Task brief
Reply with one number: the count of lines in the records below that hold "山东港口焦炭库存指数".

Records for processing

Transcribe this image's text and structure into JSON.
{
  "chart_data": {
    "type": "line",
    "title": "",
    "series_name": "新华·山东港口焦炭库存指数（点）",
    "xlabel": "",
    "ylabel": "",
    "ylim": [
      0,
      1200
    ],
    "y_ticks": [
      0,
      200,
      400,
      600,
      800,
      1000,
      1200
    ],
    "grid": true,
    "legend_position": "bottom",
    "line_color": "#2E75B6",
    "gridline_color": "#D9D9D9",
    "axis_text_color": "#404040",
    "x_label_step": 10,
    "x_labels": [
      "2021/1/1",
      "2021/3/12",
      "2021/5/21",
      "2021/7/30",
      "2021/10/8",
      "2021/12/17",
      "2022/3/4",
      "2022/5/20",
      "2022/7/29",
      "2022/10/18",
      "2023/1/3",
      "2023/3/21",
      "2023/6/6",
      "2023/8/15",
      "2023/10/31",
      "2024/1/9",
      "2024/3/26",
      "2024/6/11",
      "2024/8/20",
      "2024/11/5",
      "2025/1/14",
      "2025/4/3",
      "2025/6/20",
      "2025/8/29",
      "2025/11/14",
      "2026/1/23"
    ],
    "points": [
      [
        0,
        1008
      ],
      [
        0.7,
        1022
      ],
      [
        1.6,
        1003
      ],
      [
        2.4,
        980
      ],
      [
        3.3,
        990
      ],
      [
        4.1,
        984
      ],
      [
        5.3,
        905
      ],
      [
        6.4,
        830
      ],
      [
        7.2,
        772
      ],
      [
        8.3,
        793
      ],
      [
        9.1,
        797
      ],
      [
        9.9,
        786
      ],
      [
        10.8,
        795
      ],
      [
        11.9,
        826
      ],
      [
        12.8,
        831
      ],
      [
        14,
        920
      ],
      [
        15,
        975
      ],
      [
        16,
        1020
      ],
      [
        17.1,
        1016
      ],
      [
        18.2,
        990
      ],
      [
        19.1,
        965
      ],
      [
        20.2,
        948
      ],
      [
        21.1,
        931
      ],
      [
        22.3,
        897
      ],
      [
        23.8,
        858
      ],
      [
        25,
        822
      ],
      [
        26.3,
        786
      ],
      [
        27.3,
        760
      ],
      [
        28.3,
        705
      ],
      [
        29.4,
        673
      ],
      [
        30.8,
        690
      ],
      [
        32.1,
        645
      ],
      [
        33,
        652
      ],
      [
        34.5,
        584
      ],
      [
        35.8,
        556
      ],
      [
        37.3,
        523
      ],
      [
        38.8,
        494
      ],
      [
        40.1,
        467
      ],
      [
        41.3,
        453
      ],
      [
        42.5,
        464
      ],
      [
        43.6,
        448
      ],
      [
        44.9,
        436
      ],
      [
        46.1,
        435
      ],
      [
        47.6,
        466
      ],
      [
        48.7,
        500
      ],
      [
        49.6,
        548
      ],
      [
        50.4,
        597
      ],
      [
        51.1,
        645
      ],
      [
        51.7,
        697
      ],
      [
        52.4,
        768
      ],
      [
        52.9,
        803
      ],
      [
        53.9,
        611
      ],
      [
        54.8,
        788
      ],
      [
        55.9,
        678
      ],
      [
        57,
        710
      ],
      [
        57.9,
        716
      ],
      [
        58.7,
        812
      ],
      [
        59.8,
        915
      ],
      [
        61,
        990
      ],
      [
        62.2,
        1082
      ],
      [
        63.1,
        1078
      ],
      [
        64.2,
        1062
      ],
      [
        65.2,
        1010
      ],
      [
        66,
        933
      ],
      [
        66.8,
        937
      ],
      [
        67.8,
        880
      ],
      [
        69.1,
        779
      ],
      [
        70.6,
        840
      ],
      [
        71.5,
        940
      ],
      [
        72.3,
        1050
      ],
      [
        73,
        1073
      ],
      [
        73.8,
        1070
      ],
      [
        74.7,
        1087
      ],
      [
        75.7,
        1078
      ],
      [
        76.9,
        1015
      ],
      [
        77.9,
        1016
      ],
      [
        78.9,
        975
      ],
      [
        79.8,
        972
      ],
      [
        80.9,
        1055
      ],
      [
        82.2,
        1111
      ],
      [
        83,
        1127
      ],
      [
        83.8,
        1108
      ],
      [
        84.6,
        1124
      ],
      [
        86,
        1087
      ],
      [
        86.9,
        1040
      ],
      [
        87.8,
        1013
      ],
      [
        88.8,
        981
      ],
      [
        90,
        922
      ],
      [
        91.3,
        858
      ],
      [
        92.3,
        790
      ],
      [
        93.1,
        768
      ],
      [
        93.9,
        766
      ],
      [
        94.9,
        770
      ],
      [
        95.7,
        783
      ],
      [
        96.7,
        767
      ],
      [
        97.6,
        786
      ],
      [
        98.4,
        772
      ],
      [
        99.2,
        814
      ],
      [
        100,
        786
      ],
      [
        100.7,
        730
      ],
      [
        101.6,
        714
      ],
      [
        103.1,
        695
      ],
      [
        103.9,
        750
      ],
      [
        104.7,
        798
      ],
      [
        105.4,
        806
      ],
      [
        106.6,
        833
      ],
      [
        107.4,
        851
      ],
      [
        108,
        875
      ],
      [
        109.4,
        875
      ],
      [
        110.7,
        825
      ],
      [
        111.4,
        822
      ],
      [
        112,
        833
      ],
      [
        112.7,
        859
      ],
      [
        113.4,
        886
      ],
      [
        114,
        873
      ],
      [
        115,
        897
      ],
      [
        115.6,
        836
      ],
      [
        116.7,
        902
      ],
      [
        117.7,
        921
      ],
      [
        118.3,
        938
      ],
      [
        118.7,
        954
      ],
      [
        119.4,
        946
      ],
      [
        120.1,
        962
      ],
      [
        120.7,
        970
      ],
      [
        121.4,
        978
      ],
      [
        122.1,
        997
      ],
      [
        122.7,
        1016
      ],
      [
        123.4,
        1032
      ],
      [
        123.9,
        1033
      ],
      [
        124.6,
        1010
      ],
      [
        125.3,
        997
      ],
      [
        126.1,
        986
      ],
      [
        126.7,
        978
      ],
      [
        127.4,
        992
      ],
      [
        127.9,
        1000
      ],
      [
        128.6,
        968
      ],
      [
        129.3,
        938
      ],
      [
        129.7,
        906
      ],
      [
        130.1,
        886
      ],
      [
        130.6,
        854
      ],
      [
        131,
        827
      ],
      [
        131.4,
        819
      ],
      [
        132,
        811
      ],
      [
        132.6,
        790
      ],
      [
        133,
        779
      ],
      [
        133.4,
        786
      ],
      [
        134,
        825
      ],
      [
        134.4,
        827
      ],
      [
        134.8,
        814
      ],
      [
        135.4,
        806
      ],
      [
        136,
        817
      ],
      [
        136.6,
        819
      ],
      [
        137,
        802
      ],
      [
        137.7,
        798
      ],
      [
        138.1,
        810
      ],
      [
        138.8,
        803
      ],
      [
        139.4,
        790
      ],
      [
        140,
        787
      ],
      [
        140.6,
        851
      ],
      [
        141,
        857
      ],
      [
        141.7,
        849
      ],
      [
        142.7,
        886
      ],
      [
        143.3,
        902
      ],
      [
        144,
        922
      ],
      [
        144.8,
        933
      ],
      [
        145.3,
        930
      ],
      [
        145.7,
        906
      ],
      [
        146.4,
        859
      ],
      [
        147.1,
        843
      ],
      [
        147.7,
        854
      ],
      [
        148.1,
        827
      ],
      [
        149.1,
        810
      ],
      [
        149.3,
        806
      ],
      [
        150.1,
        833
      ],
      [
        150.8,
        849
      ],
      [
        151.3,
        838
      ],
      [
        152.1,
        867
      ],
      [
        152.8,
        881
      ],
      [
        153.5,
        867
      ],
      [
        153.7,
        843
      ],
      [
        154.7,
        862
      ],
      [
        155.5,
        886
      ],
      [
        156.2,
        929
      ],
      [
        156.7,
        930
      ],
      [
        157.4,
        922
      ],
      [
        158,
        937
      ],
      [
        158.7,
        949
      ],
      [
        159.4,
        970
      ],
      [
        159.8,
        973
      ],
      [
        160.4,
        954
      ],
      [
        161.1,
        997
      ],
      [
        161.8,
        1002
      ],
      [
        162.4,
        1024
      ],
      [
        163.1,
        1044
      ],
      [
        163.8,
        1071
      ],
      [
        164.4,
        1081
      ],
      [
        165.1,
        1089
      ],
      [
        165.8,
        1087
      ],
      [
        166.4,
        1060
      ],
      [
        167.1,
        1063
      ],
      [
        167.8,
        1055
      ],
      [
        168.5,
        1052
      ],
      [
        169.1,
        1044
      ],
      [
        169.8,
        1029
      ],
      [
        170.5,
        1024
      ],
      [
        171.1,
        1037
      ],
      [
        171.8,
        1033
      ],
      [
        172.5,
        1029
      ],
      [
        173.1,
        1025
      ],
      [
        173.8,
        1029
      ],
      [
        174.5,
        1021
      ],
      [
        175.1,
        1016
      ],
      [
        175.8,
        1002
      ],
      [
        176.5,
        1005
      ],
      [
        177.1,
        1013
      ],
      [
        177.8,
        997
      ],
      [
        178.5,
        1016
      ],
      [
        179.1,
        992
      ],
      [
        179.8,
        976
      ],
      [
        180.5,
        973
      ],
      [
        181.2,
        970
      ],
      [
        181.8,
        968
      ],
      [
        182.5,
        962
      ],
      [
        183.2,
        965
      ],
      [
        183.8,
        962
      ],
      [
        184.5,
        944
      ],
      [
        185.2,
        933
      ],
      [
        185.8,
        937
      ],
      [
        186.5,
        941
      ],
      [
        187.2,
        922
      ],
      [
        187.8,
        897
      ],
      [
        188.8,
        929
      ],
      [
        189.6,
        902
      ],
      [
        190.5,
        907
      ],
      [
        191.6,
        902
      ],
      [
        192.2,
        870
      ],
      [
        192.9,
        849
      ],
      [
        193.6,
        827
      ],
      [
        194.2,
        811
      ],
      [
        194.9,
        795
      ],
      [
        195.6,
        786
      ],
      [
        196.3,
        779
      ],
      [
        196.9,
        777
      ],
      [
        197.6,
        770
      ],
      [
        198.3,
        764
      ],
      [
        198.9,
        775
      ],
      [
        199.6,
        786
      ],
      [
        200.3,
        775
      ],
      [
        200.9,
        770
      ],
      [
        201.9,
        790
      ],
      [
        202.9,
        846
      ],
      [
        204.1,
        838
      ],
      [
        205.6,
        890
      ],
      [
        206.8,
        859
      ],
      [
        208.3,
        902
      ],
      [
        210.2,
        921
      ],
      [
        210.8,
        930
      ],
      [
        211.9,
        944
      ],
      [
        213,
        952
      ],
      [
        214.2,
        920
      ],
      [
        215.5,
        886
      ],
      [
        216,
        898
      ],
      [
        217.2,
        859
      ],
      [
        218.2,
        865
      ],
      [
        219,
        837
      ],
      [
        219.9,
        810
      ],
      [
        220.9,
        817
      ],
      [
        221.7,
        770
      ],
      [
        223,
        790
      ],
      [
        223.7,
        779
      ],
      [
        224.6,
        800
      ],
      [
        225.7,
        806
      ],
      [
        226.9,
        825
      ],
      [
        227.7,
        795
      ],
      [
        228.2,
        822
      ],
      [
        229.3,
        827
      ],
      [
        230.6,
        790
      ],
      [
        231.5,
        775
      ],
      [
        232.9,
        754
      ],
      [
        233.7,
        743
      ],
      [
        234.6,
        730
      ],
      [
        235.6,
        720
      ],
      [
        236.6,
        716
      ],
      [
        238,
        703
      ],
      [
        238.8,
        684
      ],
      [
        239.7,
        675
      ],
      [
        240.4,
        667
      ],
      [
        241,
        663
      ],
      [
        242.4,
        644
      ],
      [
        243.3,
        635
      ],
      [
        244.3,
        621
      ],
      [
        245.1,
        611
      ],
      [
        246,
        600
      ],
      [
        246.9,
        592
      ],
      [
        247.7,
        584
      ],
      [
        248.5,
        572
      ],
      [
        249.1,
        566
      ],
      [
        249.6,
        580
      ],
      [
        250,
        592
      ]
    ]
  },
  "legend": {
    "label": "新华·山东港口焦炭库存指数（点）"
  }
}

Right answer
2